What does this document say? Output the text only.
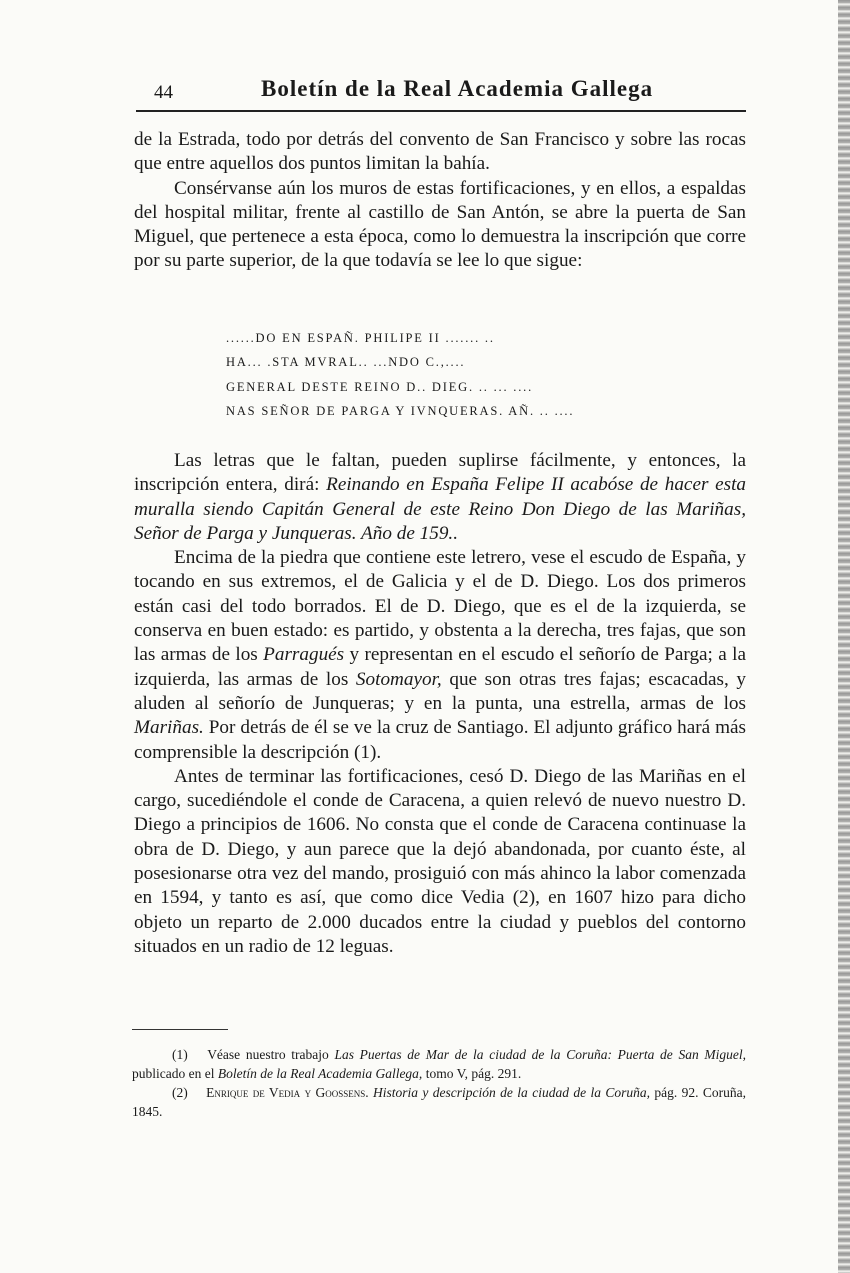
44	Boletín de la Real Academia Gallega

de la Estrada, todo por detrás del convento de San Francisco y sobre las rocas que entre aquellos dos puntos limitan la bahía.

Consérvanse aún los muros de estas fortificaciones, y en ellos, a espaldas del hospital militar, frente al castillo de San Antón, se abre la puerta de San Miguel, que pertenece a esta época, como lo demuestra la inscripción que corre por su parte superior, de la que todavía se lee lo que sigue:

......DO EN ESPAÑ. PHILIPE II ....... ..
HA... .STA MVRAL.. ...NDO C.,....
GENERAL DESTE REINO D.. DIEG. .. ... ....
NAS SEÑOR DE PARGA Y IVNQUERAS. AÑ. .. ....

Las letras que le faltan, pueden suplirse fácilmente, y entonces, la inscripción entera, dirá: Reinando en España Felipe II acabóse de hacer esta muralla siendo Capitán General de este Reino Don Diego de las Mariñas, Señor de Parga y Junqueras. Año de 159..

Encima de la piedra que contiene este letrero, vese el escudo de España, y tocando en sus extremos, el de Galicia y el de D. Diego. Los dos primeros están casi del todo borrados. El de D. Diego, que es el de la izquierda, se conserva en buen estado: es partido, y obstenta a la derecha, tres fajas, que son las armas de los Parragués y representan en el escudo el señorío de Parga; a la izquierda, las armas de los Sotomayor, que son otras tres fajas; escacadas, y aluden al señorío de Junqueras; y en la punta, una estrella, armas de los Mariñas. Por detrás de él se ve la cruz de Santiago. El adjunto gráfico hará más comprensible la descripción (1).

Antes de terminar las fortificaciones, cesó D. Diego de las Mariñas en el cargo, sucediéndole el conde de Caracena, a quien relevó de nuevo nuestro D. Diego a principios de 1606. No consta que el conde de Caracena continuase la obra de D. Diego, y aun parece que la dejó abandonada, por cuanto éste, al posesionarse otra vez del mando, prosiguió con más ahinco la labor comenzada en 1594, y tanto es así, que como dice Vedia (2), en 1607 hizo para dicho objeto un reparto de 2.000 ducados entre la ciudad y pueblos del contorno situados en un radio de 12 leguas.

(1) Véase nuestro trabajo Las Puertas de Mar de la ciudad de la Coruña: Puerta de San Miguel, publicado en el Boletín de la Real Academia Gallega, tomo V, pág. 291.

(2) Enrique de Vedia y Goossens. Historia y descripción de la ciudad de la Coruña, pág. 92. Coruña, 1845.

Exercise directions: Wherever a line in the data above holds "Real", copy that line.

Reply to the exercise:
44	Boletín de la Real Academia Gallega
(1) Véase nuestro trabajo Las Puertas de Mar de la ciudad de la Coruña: Puerta de San Miguel, publicado en el Boletín de la Real Academia Gallega, tomo V, pág. 291.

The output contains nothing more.